EXERCISE: Write out each line exactly as it stands, please.

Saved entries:
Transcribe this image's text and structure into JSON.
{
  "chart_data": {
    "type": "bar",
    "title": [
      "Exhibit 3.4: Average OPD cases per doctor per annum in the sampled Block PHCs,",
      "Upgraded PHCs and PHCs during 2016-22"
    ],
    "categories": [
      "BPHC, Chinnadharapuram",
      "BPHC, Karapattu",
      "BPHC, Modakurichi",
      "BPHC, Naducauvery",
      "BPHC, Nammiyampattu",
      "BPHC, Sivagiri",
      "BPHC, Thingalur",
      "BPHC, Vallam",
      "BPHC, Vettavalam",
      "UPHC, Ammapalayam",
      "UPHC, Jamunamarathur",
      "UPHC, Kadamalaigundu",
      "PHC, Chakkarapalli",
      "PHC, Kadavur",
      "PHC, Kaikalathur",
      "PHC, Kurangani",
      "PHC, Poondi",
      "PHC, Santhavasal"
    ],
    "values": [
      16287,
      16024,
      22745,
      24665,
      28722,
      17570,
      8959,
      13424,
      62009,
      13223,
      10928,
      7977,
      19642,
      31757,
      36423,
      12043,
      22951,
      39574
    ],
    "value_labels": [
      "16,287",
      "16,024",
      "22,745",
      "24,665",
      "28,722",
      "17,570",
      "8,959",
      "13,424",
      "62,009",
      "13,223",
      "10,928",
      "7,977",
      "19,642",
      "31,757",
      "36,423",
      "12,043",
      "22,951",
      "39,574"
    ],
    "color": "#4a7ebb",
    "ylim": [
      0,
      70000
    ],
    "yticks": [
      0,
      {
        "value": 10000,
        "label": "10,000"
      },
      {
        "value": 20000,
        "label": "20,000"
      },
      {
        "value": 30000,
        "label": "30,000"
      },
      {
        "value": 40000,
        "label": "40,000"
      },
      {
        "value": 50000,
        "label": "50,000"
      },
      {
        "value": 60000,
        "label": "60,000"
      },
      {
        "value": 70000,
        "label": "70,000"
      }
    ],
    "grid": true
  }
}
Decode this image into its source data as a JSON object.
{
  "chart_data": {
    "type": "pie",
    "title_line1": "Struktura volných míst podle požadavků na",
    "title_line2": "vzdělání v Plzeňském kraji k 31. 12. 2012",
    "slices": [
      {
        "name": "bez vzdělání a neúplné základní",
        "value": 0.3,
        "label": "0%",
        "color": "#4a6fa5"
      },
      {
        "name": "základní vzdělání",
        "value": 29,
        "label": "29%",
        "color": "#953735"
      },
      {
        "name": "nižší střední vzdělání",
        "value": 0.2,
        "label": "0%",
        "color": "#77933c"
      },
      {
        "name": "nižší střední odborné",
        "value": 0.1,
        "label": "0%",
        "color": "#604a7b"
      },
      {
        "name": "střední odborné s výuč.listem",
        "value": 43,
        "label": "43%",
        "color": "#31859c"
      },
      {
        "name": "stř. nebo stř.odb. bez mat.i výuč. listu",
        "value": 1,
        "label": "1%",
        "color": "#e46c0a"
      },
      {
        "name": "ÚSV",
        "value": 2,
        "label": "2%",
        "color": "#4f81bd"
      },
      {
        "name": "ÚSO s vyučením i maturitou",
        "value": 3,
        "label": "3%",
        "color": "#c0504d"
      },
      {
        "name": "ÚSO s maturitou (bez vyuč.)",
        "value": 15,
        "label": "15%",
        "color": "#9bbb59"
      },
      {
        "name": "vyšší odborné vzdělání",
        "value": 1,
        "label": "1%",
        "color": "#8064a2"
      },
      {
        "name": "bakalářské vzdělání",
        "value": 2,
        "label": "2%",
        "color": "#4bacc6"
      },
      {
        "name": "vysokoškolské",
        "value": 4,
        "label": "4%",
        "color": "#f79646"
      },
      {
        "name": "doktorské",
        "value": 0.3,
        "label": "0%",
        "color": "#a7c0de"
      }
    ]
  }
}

WRITTEN RESPONSE:
Transcribe this image's text and structure into JSON.
{
  "chart_data": {
    "type": "bar",
    "title": [
      "Exhibit 3.4: Average OPD cases per doctor per annum in the sampled Block PHCs,",
      "Upgraded PHCs and PHCs during 2016-22"
    ],
    "categories": [
      "BPHC, Chinnadharapuram",
      "BPHC, Karapattu",
      "BPHC, Modakurichi",
      "BPHC, Naducauvery",
      "BPHC, Nammiyampattu",
      "BPHC, Sivagiri",
      "BPHC, Thingalur",
      "BPHC, Vallam",
      "BPHC, Vettavalam",
      "UPHC, Ammapalayam",
      "UPHC, Jamunamarathur",
      "UPHC, Kadamalaigundu",
      "PHC, Chakkarapalli",
      "PHC, Kadavur",
      "PHC, Kaikalathur",
      "PHC, Kurangani",
      "PHC, Poondi",
      "PHC, Santhavasal"
    ],
    "values": [
      16287,
      16024,
      22745,
      24665,
      28722,
      17570,
      8959,
      13424,
      62009,
      13223,
      10928,
      7977,
      19642,
      31757,
      36423,
      12043,
      22951,
      39574
    ],
    "value_labels": [
      "16,287",
      "16,024",
      "22,745",
      "24,665",
      "28,722",
      "17,570",
      "8,959",
      "13,424",
      "62,009",
      "13,223",
      "10,928",
      "7,977",
      "19,642",
      "31,757",
      "36,423",
      "12,043",
      "22,951",
      "39,574"
    ],
    "color": "#4a7ebb",
    "ylim": [
      0,
      70000
    ],
    "yticks": [
      0,
      {
        "value": 10000,
        "label": "10,000"
      },
      {
        "value": 20000,
        "label": "20,000"
      },
      {
        "value": 30000,
        "label": "30,000"
      },
      {
        "value": 40000,
        "label": "40,000"
      },
      {
        "value": 50000,
        "label": "50,000"
      },
      {
        "value": 60000,
        "label": "60,000"
      },
      {
        "value": 70000,
        "label": "70,000"
      }
    ],
    "grid": true
  }
}
Decode this image into its source data as a JSON object.
{
  "chart_data": {
    "type": "pie",
    "title_line1": "Struktura volných míst podle požadavků na",
    "title_line2": "vzdělání v Plzeňském kraji k 31. 12. 2012",
    "slices": [
      {
        "name": "bez vzdělání a neúplné základní",
        "value": 0.3,
        "label": "0%",
        "color": "#4a6fa5"
      },
      {
        "name": "základní vzdělání",
        "value": 29,
        "label": "29%",
        "color": "#953735"
      },
      {
        "name": "nižší střední vzdělání",
        "value": 0.2,
        "label": "0%",
        "color": "#77933c"
      },
      {
        "name": "nižší střední odborné",
        "value": 0.1,
        "label": "0%",
        "color": "#604a7b"
      },
      {
        "name": "střední odborné s výuč.listem",
        "value": 43,
        "label": "43%",
        "color": "#31859c"
      },
      {
        "name": "stř. nebo stř.odb. bez mat.i výuč. listu",
        "value": 1,
        "label": "1%",
        "color": "#e46c0a"
      },
      {
        "name": "ÚSV",
        "value": 2,
        "label": "2%",
        "color": "#4f81bd"
      },
      {
        "name": "ÚSO s vyučením i maturitou",
        "value": 3,
        "label": "3%",
        "color": "#c0504d"
      },
      {
        "name": "ÚSO s maturitou (bez vyuč.)",
        "value": 15,
        "label": "15%",
        "color": "#9bbb59"
      },
      {
        "name": "vyšší odborné vzdělání",
        "value": 1,
        "label": "1%",
        "color": "#8064a2"
      },
      {
        "name": "bakalářské vzdělání",
        "value": 2,
        "label": "2%",
        "color": "#4bacc6"
      },
      {
        "name": "vysokoškolské",
        "value": 4,
        "label": "4%",
        "color": "#f79646"
      },
      {
        "name": "doktorské",
        "value": 0.3,
        "label": "0%",
        "color": "#a7c0de"
      }
    ]
  }
}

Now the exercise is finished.